Stored data —
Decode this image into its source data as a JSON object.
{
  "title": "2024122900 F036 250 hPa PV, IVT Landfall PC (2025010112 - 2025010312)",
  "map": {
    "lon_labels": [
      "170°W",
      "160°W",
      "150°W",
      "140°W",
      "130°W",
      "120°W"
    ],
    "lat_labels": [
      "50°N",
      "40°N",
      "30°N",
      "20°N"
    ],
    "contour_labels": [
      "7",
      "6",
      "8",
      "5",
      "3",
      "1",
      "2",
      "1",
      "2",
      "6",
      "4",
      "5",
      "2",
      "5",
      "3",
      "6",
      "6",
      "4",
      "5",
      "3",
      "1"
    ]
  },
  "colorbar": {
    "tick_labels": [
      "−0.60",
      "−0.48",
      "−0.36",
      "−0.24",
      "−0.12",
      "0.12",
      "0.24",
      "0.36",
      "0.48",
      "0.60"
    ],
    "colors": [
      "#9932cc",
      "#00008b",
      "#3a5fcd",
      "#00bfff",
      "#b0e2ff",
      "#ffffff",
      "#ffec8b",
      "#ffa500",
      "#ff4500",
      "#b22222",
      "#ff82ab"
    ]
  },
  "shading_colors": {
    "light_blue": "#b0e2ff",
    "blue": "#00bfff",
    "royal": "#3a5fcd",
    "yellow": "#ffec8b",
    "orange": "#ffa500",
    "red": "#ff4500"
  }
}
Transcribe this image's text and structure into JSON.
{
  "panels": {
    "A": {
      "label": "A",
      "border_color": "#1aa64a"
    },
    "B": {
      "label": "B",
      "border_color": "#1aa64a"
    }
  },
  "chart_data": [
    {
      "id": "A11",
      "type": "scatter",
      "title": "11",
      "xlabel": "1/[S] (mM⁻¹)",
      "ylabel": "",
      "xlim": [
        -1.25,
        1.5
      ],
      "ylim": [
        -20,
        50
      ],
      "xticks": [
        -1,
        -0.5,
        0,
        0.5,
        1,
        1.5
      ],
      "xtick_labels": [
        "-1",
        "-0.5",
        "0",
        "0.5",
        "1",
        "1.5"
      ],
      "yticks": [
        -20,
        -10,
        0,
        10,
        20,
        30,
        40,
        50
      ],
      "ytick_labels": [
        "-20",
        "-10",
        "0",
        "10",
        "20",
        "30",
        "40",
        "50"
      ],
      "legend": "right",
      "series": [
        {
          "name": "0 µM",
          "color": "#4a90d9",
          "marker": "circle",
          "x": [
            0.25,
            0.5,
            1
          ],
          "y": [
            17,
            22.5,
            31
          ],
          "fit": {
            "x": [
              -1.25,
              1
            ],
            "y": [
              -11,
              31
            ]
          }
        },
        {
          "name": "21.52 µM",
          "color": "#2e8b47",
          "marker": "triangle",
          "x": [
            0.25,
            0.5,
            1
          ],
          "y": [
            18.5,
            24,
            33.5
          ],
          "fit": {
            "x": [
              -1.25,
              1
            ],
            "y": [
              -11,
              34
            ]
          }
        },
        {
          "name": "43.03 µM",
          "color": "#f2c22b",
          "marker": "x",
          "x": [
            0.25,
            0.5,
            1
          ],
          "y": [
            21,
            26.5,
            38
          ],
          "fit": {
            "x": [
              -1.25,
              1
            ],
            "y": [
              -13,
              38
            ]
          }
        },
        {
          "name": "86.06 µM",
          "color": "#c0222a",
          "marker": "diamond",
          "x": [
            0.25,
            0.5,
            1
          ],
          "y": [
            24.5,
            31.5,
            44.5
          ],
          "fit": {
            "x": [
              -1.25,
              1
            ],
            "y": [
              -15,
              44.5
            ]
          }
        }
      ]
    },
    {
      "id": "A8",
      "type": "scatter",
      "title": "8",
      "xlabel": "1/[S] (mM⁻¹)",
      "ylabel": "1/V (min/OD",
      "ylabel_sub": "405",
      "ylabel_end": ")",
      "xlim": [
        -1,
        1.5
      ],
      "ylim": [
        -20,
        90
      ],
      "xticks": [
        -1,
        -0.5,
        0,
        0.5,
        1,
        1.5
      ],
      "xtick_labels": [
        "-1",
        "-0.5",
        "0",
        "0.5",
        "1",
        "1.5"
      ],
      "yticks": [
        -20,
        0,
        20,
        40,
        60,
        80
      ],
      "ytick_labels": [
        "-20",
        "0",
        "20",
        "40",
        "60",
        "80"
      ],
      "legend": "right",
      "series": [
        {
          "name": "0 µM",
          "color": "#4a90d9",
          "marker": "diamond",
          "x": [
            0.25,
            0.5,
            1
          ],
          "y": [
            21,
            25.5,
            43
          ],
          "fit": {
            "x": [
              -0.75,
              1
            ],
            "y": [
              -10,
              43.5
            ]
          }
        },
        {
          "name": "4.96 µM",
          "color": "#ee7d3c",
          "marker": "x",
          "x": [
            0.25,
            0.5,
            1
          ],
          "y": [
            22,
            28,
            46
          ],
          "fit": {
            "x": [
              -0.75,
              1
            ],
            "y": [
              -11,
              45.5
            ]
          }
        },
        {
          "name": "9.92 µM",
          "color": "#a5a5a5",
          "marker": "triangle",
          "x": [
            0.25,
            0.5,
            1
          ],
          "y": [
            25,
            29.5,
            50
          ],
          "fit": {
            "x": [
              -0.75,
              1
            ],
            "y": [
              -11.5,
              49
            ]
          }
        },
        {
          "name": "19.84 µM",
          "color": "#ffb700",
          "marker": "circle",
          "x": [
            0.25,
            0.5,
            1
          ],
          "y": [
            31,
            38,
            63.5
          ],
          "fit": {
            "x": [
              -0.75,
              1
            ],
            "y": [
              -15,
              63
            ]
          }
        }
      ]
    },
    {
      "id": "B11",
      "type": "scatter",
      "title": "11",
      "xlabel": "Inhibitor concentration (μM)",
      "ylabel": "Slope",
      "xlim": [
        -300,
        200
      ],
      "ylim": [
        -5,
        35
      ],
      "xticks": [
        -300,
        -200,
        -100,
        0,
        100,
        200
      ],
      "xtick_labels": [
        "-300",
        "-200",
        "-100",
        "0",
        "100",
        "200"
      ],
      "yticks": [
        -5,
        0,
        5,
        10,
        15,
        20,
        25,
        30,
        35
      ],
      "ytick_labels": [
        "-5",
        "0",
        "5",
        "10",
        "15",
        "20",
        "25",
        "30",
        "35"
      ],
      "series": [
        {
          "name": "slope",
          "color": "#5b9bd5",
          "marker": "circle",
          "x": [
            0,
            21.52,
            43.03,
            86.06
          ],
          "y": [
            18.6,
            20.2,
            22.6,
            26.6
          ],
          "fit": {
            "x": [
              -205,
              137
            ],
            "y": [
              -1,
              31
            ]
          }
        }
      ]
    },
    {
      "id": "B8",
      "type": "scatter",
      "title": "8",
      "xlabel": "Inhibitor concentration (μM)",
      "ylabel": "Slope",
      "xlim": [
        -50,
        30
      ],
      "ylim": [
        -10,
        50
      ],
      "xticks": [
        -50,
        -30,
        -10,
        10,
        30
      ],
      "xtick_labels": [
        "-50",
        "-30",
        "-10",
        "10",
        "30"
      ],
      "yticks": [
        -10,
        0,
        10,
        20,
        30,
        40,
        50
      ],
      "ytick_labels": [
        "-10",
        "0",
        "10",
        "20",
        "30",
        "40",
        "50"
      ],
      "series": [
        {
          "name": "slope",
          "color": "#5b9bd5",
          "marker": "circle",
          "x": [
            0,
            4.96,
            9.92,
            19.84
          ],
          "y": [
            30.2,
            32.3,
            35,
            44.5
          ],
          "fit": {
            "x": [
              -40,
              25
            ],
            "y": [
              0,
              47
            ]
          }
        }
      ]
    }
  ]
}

PROBLEM STATEMENT —
Make an exact copy of every entry.

RESULT FOR THIS EXERCISE —
Decode this image into its source data as a JSON object.
{
  "title": "2024122900 F036 250 hPa PV, IVT Landfall PC (2025010112 - 2025010312)",
  "map": {
    "lon_labels": [
      "170°W",
      "160°W",
      "150°W",
      "140°W",
      "130°W",
      "120°W"
    ],
    "lat_labels": [
      "50°N",
      "40°N",
      "30°N",
      "20°N"
    ],
    "contour_labels": [
      "7",
      "6",
      "8",
      "5",
      "3",
      "1",
      "2",
      "1",
      "2",
      "6",
      "4",
      "5",
      "2",
      "5",
      "3",
      "6",
      "6",
      "4",
      "5",
      "3",
      "1"
    ]
  },
  "colorbar": {
    "tick_labels": [
      "−0.60",
      "−0.48",
      "−0.36",
      "−0.24",
      "−0.12",
      "0.12",
      "0.24",
      "0.36",
      "0.48",
      "0.60"
    ],
    "colors": [
      "#9932cc",
      "#00008b",
      "#3a5fcd",
      "#00bfff",
      "#b0e2ff",
      "#ffffff",
      "#ffec8b",
      "#ffa500",
      "#ff4500",
      "#b22222",
      "#ff82ab"
    ]
  },
  "shading_colors": {
    "light_blue": "#b0e2ff",
    "blue": "#00bfff",
    "royal": "#3a5fcd",
    "yellow": "#ffec8b",
    "orange": "#ffa500",
    "red": "#ff4500"
  }
}
Transcribe this image's text and structure into JSON.
{
  "panels": {
    "A": {
      "label": "A",
      "border_color": "#1aa64a"
    },
    "B": {
      "label": "B",
      "border_color": "#1aa64a"
    }
  },
  "chart_data": [
    {
      "id": "A11",
      "type": "scatter",
      "title": "11",
      "xlabel": "1/[S] (mM⁻¹)",
      "ylabel": "",
      "xlim": [
        -1.25,
        1.5
      ],
      "ylim": [
        -20,
        50
      ],
      "xticks": [
        -1,
        -0.5,
        0,
        0.5,
        1,
        1.5
      ],
      "xtick_labels": [
        "-1",
        "-0.5",
        "0",
        "0.5",
        "1",
        "1.5"
      ],
      "yticks": [
        -20,
        -10,
        0,
        10,
        20,
        30,
        40,
        50
      ],
      "ytick_labels": [
        "-20",
        "-10",
        "0",
        "10",
        "20",
        "30",
        "40",
        "50"
      ],
      "legend": "right",
      "series": [
        {
          "name": "0 µM",
          "color": "#4a90d9",
          "marker": "circle",
          "x": [
            0.25,
            0.5,
            1
          ],
          "y": [
            17,
            22.5,
            31
          ],
          "fit": {
            "x": [
              -1.25,
              1
            ],
            "y": [
              -11,
              31
            ]
          }
        },
        {
          "name": "21.52 µM",
          "color": "#2e8b47",
          "marker": "triangle",
          "x": [
            0.25,
            0.5,
            1
          ],
          "y": [
            18.5,
            24,
            33.5
          ],
          "fit": {
            "x": [
              -1.25,
              1
            ],
            "y": [
              -11,
              34
            ]
          }
        },
        {
          "name": "43.03 µM",
          "color": "#f2c22b",
          "marker": "x",
          "x": [
            0.25,
            0.5,
            1
          ],
          "y": [
            21,
            26.5,
            38
          ],
          "fit": {
            "x": [
              -1.25,
              1
            ],
            "y": [
              -13,
              38
            ]
          }
        },
        {
          "name": "86.06 µM",
          "color": "#c0222a",
          "marker": "diamond",
          "x": [
            0.25,
            0.5,
            1
          ],
          "y": [
            24.5,
            31.5,
            44.5
          ],
          "fit": {
            "x": [
              -1.25,
              1
            ],
            "y": [
              -15,
              44.5
            ]
          }
        }
      ]
    },
    {
      "id": "A8",
      "type": "scatter",
      "title": "8",
      "xlabel": "1/[S] (mM⁻¹)",
      "ylabel": "1/V (min/OD",
      "ylabel_sub": "405",
      "ylabel_end": ")",
      "xlim": [
        -1,
        1.5
      ],
      "ylim": [
        -20,
        90
      ],
      "xticks": [
        -1,
        -0.5,
        0,
        0.5,
        1,
        1.5
      ],
      "xtick_labels": [
        "-1",
        "-0.5",
        "0",
        "0.5",
        "1",
        "1.5"
      ],
      "yticks": [
        -20,
        0,
        20,
        40,
        60,
        80
      ],
      "ytick_labels": [
        "-20",
        "0",
        "20",
        "40",
        "60",
        "80"
      ],
      "legend": "right",
      "series": [
        {
          "name": "0 µM",
          "color": "#4a90d9",
          "marker": "diamond",
          "x": [
            0.25,
            0.5,
            1
          ],
          "y": [
            21,
            25.5,
            43
          ],
          "fit": {
            "x": [
              -0.75,
              1
            ],
            "y": [
              -10,
              43.5
            ]
          }
        },
        {
          "name": "4.96 µM",
          "color": "#ee7d3c",
          "marker": "x",
          "x": [
            0.25,
            0.5,
            1
          ],
          "y": [
            22,
            28,
            46
          ],
          "fit": {
            "x": [
              -0.75,
              1
            ],
            "y": [
              -11,
              45.5
            ]
          }
        },
        {
          "name": "9.92 µM",
          "color": "#a5a5a5",
          "marker": "triangle",
          "x": [
            0.25,
            0.5,
            1
          ],
          "y": [
            25,
            29.5,
            50
          ],
          "fit": {
            "x": [
              -0.75,
              1
            ],
            "y": [
              -11.5,
              49
            ]
          }
        },
        {
          "name": "19.84 µM",
          "color": "#ffb700",
          "marker": "circle",
          "x": [
            0.25,
            0.5,
            1
          ],
          "y": [
            31,
            38,
            63.5
          ],
          "fit": {
            "x": [
              -0.75,
              1
            ],
            "y": [
              -15,
              63
            ]
          }
        }
      ]
    },
    {
      "id": "B11",
      "type": "scatter",
      "title": "11",
      "xlabel": "Inhibitor concentration (μM)",
      "ylabel": "Slope",
      "xlim": [
        -300,
        200
      ],
      "ylim": [
        -5,
        35
      ],
      "xticks": [
        -300,
        -200,
        -100,
        0,
        100,
        200
      ],
      "xtick_labels": [
        "-300",
        "-200",
        "-100",
        "0",
        "100",
        "200"
      ],
      "yticks": [
        -5,
        0,
        5,
        10,
        15,
        20,
        25,
        30,
        35
      ],
      "ytick_labels": [
        "-5",
        "0",
        "5",
        "10",
        "15",
        "20",
        "25",
        "30",
        "35"
      ],
      "series": [
        {
          "name": "slope",
          "color": "#5b9bd5",
          "marker": "circle",
          "x": [
            0,
            21.52,
            43.03,
            86.06
          ],
          "y": [
            18.6,
            20.2,
            22.6,
            26.6
          ],
          "fit": {
            "x": [
              -205,
              137
            ],
            "y": [
              -1,
              31
            ]
          }
        }
      ]
    },
    {
      "id": "B8",
      "type": "scatter",
      "title": "8",
      "xlabel": "Inhibitor concentration (μM)",
      "ylabel": "Slope",
      "xlim": [
        -50,
        30
      ],
      "ylim": [
        -10,
        50
      ],
      "xticks": [
        -50,
        -30,
        -10,
        10,
        30
      ],
      "xtick_labels": [
        "-50",
        "-30",
        "-10",
        "10",
        "30"
      ],
      "yticks": [
        -10,
        0,
        10,
        20,
        30,
        40,
        50
      ],
      "ytick_labels": [
        "-10",
        "0",
        "10",
        "20",
        "30",
        "40",
        "50"
      ],
      "series": [
        {
          "name": "slope",
          "color": "#5b9bd5",
          "marker": "circle",
          "x": [
            0,
            4.96,
            9.92,
            19.84
          ],
          "y": [
            30.2,
            32.3,
            35,
            44.5
          ],
          "fit": {
            "x": [
              -40,
              25
            ],
            "y": [
              0,
              47
            ]
          }
        }
      ]
    }
  ]
}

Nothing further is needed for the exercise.